— Start PROVIDED RECORDS —

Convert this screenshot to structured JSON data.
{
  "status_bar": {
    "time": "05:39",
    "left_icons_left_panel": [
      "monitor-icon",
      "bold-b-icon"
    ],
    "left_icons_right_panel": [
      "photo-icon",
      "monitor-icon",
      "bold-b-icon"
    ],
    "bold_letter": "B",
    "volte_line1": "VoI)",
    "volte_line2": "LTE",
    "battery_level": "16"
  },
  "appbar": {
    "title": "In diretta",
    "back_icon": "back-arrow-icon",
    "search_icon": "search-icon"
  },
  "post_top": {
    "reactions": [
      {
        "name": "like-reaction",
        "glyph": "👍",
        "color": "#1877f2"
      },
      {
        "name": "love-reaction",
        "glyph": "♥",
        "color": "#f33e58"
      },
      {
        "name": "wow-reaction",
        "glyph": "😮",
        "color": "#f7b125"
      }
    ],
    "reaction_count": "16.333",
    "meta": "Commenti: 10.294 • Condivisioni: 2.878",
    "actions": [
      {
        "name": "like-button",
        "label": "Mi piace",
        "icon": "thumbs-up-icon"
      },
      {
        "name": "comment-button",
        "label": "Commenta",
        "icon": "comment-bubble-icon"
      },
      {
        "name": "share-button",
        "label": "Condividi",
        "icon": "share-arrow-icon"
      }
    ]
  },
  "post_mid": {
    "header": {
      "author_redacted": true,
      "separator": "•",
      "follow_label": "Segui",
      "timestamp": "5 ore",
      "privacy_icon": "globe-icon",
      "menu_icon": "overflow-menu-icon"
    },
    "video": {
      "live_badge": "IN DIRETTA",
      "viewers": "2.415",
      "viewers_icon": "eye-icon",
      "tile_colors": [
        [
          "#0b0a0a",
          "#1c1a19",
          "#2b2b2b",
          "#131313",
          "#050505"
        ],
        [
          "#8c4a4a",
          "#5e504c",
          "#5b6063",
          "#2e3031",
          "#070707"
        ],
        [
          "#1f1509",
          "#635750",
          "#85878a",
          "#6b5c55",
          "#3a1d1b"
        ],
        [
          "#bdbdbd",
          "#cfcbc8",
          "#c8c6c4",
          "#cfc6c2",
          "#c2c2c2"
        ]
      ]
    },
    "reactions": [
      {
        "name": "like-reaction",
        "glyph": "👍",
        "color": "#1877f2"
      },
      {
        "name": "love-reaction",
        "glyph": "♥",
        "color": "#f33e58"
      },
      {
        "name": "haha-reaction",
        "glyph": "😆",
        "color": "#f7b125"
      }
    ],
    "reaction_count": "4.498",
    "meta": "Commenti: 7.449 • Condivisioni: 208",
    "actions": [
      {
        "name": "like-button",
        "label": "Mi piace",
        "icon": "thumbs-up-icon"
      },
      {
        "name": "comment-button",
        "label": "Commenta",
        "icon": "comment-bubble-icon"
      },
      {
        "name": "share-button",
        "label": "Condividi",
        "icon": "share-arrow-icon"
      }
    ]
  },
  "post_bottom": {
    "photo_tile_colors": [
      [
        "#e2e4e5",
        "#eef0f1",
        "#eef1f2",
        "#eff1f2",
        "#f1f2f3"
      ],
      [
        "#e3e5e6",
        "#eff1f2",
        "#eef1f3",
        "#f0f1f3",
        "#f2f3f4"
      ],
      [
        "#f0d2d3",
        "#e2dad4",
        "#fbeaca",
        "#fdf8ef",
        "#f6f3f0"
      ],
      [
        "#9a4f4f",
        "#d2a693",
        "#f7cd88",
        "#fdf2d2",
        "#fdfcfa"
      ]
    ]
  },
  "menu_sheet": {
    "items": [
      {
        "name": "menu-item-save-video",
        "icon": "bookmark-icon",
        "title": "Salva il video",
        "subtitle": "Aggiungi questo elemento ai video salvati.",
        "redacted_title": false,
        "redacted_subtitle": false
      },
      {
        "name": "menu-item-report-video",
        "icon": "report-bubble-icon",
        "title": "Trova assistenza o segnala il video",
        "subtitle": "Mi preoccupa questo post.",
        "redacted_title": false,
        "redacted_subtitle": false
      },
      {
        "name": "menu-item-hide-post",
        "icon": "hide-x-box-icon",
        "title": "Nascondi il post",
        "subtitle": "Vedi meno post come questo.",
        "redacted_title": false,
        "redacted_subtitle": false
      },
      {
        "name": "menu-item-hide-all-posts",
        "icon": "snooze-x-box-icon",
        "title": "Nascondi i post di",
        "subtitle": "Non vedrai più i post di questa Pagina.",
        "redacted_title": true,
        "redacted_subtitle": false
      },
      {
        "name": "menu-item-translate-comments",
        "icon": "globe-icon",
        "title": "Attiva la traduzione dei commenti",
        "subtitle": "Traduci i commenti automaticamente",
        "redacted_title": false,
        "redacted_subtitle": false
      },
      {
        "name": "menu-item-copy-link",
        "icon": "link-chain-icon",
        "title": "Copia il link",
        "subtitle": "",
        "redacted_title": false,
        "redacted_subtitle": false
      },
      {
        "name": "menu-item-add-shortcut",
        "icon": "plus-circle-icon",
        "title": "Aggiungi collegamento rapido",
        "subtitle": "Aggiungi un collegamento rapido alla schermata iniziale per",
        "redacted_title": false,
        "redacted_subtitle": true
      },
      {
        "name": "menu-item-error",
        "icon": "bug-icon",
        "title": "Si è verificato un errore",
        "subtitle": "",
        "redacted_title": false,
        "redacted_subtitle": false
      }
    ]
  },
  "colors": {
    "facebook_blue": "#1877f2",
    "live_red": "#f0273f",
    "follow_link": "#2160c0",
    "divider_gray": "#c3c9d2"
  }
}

— End PROVIDED RECORDS —

=== STATED EXERCISE ===
Write out every entry again exactly, please, with nothing missing.

=== TASK SOLUTION ===
Convert this screenshot to structured JSON data.
{
  "status_bar": {
    "time": "05:39",
    "left_icons_left_panel": [
      "monitor-icon",
      "bold-b-icon"
    ],
    "left_icons_right_panel": [
      "photo-icon",
      "monitor-icon",
      "bold-b-icon"
    ],
    "bold_letter": "B",
    "volte_line1": "VoI)",
    "volte_line2": "LTE",
    "battery_level": "16"
  },
  "appbar": {
    "title": "In diretta",
    "back_icon": "back-arrow-icon",
    "search_icon": "search-icon"
  },
  "post_top": {
    "reactions": [
      {
        "name": "like-reaction",
        "glyph": "👍",
        "color": "#1877f2"
      },
      {
        "name": "love-reaction",
        "glyph": "♥",
        "color": "#f33e58"
      },
      {
        "name": "wow-reaction",
        "glyph": "😮",
        "color": "#f7b125"
      }
    ],
    "reaction_count": "16.333",
    "meta": "Commenti: 10.294 • Condivisioni: 2.878",
    "actions": [
      {
        "name": "like-button",
        "label": "Mi piace",
        "icon": "thumbs-up-icon"
      },
      {
        "name": "comment-button",
        "label": "Commenta",
        "icon": "comment-bubble-icon"
      },
      {
        "name": "share-button",
        "label": "Condividi",
        "icon": "share-arrow-icon"
      }
    ]
  },
  "post_mid": {
    "header": {
      "author_redacted": true,
      "separator": "•",
      "follow_label": "Segui",
      "timestamp": "5 ore",
      "privacy_icon": "globe-icon",
      "menu_icon": "overflow-menu-icon"
    },
    "video": {
      "live_badge": "IN DIRETTA",
      "viewers": "2.415",
      "viewers_icon": "eye-icon",
      "tile_colors": [
        [
          "#0b0a0a",
          "#1c1a19",
          "#2b2b2b",
          "#131313",
          "#050505"
        ],
        [
          "#8c4a4a",
          "#5e504c",
          "#5b6063",
          "#2e3031",
          "#070707"
        ],
        [
          "#1f1509",
          "#635750",
          "#85878a",
          "#6b5c55",
          "#3a1d1b"
        ],
        [
          "#bdbdbd",
          "#cfcbc8",
          "#c8c6c4",
          "#cfc6c2",
          "#c2c2c2"
        ]
      ]
    },
    "reactions": [
      {
        "name": "like-reaction",
        "glyph": "👍",
        "color": "#1877f2"
      },
      {
        "name": "love-reaction",
        "glyph": "♥",
        "color": "#f33e58"
      },
      {
        "name": "haha-reaction",
        "glyph": "😆",
        "color": "#f7b125"
      }
    ],
    "reaction_count": "4.498",
    "meta": "Commenti: 7.449 • Condivisioni: 208",
    "actions": [
      {
        "name": "like-button",
        "label": "Mi piace",
        "icon": "thumbs-up-icon"
      },
      {
        "name": "comment-button",
        "label": "Commenta",
        "icon": "comment-bubble-icon"
      },
      {
        "name": "share-button",
        "label": "Condividi",
        "icon": "share-arrow-icon"
      }
    ]
  },
  "post_bottom": {
    "photo_tile_colors": [
      [
        "#e2e4e5",
        "#eef0f1",
        "#eef1f2",
        "#eff1f2",
        "#f1f2f3"
      ],
      [
        "#e3e5e6",
        "#eff1f2",
        "#eef1f3",
        "#f0f1f3",
        "#f2f3f4"
      ],
      [
        "#f0d2d3",
        "#e2dad4",
        "#fbeaca",
        "#fdf8ef",
        "#f6f3f0"
      ],
      [
        "#9a4f4f",
        "#d2a693",
        "#f7cd88",
        "#fdf2d2",
        "#fdfcfa"
      ]
    ]
  },
  "menu_sheet": {
    "items": [
      {
        "name": "menu-item-save-video",
        "icon": "bookmark-icon",
        "title": "Salva il video",
        "subtitle": "Aggiungi questo elemento ai video salvati.",
        "redacted_title": false,
        "redacted_subtitle": false
      },
      {
        "name": "menu-item-report-video",
        "icon": "report-bubble-icon",
        "title": "Trova assistenza o segnala il video",
        "subtitle": "Mi preoccupa questo post.",
        "redacted_title": false,
        "redacted_subtitle": false
      },
      {
        "name": "menu-item-hide-post",
        "icon": "hide-x-box-icon",
        "title": "Nascondi il post",
        "subtitle": "Vedi meno post come questo.",
        "redacted_title": false,
        "redacted_subtitle": false
      },
      {
        "name": "menu-item-hide-all-posts",
        "icon": "snooze-x-box-icon",
        "title": "Nascondi i post di",
        "subtitle": "Non vedrai più i post di questa Pagina.",
        "redacted_title": true,
        "redacted_subtitle": false
      },
      {
        "name": "menu-item-translate-comments",
        "icon": "globe-icon",
        "title": "Attiva la traduzione dei commenti",
        "subtitle": "Traduci i commenti automaticamente",
        "redacted_title": false,
        "redacted_subtitle": false
      },
      {
        "name": "menu-item-copy-link",
        "icon": "link-chain-icon",
        "title": "Copia il link",
        "subtitle": "",
        "redacted_title": false,
        "redacted_subtitle": false
      },
      {
        "name": "menu-item-add-shortcut",
        "icon": "plus-circle-icon",
        "title": "Aggiungi collegamento rapido",
        "subtitle": "Aggiungi un collegamento rapido alla schermata iniziale per",
        "redacted_title": false,
        "redacted_subtitle": true
      },
      {
        "name": "menu-item-error",
        "icon": "bug-icon",
        "title": "Si è verificato un errore",
        "subtitle": "",
        "redacted_title": false,
        "redacted_subtitle": false
      }
    ]
  },
  "colors": {
    "facebook_blue": "#1877f2",
    "live_red": "#f0273f",
    "follow_link": "#2160c0",
    "divider_gray": "#c3c9d2"
  }
}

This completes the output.